---------- DATA PROVIDED

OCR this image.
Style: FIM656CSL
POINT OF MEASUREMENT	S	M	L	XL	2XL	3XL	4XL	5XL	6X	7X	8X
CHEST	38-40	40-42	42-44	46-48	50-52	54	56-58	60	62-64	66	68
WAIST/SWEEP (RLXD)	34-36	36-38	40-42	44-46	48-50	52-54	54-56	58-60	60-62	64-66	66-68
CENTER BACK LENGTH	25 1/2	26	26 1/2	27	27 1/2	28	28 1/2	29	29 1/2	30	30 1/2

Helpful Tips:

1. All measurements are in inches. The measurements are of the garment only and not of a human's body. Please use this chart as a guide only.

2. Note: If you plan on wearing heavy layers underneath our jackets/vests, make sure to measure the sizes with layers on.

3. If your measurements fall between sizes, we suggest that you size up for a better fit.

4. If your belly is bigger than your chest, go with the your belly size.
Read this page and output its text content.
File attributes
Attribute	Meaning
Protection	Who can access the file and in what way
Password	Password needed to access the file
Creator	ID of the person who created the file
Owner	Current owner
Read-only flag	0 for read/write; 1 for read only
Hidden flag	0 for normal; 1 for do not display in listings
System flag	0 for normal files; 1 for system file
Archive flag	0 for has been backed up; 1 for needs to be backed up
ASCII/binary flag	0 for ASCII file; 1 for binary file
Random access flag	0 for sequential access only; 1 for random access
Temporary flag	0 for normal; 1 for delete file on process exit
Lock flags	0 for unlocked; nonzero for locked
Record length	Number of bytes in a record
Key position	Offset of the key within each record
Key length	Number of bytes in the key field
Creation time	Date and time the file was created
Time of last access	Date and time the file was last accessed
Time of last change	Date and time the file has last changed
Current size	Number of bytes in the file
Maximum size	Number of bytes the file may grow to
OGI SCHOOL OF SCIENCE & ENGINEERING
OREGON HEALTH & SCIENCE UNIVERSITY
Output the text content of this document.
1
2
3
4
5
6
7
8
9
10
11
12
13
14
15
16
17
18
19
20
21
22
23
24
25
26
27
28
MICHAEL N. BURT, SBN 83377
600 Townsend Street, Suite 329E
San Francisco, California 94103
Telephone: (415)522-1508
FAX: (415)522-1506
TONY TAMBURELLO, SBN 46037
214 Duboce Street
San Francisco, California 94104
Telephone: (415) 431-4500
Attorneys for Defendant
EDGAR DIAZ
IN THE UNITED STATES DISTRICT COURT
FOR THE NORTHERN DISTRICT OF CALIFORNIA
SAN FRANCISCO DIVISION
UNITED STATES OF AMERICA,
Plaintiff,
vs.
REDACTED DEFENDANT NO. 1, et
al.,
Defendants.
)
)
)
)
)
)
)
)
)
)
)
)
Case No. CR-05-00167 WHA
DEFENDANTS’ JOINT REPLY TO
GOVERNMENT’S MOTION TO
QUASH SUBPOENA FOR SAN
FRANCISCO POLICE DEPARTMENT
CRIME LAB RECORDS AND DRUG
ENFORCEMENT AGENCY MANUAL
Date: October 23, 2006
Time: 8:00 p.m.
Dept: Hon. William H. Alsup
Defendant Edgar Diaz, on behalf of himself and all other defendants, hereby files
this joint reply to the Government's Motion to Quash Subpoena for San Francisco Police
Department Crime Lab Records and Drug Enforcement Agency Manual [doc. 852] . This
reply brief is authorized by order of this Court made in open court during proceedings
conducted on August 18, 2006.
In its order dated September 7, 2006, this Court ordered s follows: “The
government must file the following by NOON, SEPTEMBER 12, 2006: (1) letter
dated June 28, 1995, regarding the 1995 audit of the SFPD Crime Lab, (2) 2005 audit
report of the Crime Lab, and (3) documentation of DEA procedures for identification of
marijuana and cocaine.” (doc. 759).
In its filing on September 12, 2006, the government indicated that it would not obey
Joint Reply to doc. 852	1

--------------------

INSTRUCTIONS FOR THE TASK
Print the material above once more, exactly.

THE ANSWER
OCR this image.
Style: FIM656CSL
POINT OF MEASUREMENT	S	M	L	XL	2XL	3XL	4XL	5XL	6X	7X	8X
CHEST	38-40	40-42	42-44	46-48	50-52	54	56-58	60	62-64	66	68
WAIST/SWEEP (RLXD)	34-36	36-38	40-42	44-46	48-50	52-54	54-56	58-60	60-62	64-66	66-68
CENTER BACK LENGTH	25 1/2	26	26 1/2	27	27 1/2	28	28 1/2	29	29 1/2	30	30 1/2

Helpful Tips:

1. All measurements are in inches. The measurements are of the garment only and not of a human's body. Please use this chart as a guide only.

2. Note: If you plan on wearing heavy layers underneath our jackets/vests, make sure to measure the sizes with layers on.

3. If your measurements fall between sizes, we suggest that you size up for a better fit.

4. If your belly is bigger than your chest, go with the your belly size.
Read this page and output its text content.
File attributes
Attribute	Meaning
Protection	Who can access the file and in what way
Password	Password needed to access the file
Creator	ID of the person who created the file
Owner	Current owner
Read-only flag	0 for read/write; 1 for read only
Hidden flag	0 for normal; 1 for do not display in listings
System flag	0 for normal files; 1 for system file
Archive flag	0 for has been backed up; 1 for needs to be backed up
ASCII/binary flag	0 for ASCII file; 1 for binary file
Random access flag	0 for sequential access only; 1 for random access
Temporary flag	0 for normal; 1 for delete file on process exit
Lock flags	0 for unlocked; nonzero for locked
Record length	Number of bytes in a record
Key position	Offset of the key within each record
Key length	Number of bytes in the key field
Creation time	Date and time the file was created
Time of last access	Date and time the file was last accessed
Time of last change	Date and time the file has last changed
Current size	Number of bytes in the file
Maximum size	Number of bytes the file may grow to
OGI SCHOOL OF SCIENCE & ENGINEERING
OREGON HEALTH & SCIENCE UNIVERSITY
Output the text content of this document.
1
2
3
4
5
6
7
8
9
10
11
12
13
14
15
16
17
18
19
20
21
22
23
24
25
26
27
28
MICHAEL N. BURT, SBN 83377
600 Townsend Street, Suite 329E
San Francisco, California 94103
Telephone: (415)522-1508
FAX: (415)522-1506
TONY TAMBURELLO, SBN 46037
214 Duboce Street
San Francisco, California 94104
Telephone: (415) 431-4500
Attorneys for Defendant
EDGAR DIAZ
IN THE UNITED STATES DISTRICT COURT
FOR THE NORTHERN DISTRICT OF CALIFORNIA
SAN FRANCISCO DIVISION
UNITED STATES OF AMERICA,
Plaintiff,
vs.
REDACTED DEFENDANT NO. 1, et
al.,
Defendants.
)
)
)
)
)
)
)
)
)
)
)
)
Case No. CR-05-00167 WHA
DEFENDANTS’ JOINT REPLY TO
GOVERNMENT’S MOTION TO
QUASH SUBPOENA FOR SAN
FRANCISCO POLICE DEPARTMENT
CRIME LAB RECORDS AND DRUG
ENFORCEMENT AGENCY MANUAL
Date: October 23, 2006
Time: 8:00 p.m.
Dept: Hon. William H. Alsup
Defendant Edgar Diaz, on behalf of himself and all other defendants, hereby files
this joint reply to the Government's Motion to Quash Subpoena for San Francisco Police
Department Crime Lab Records and Drug Enforcement Agency Manual [doc. 852] . This
reply brief is authorized by order of this Court made in open court during proceedings
conducted on August 18, 2006.
In its order dated September 7, 2006, this Court ordered s follows: “The
government must file the following by NOON, SEPTEMBER 12, 2006: (1) letter
dated June 28, 1995, regarding the 1995 audit of the SFPD Crime Lab, (2) 2005 audit
report of the Crime Lab, and (3) documentation of DEA procedures for identification of
marijuana and cocaine.” (doc. 759).
In its filing on September 12, 2006, the government indicated that it would not obey
Joint Reply to doc. 852	1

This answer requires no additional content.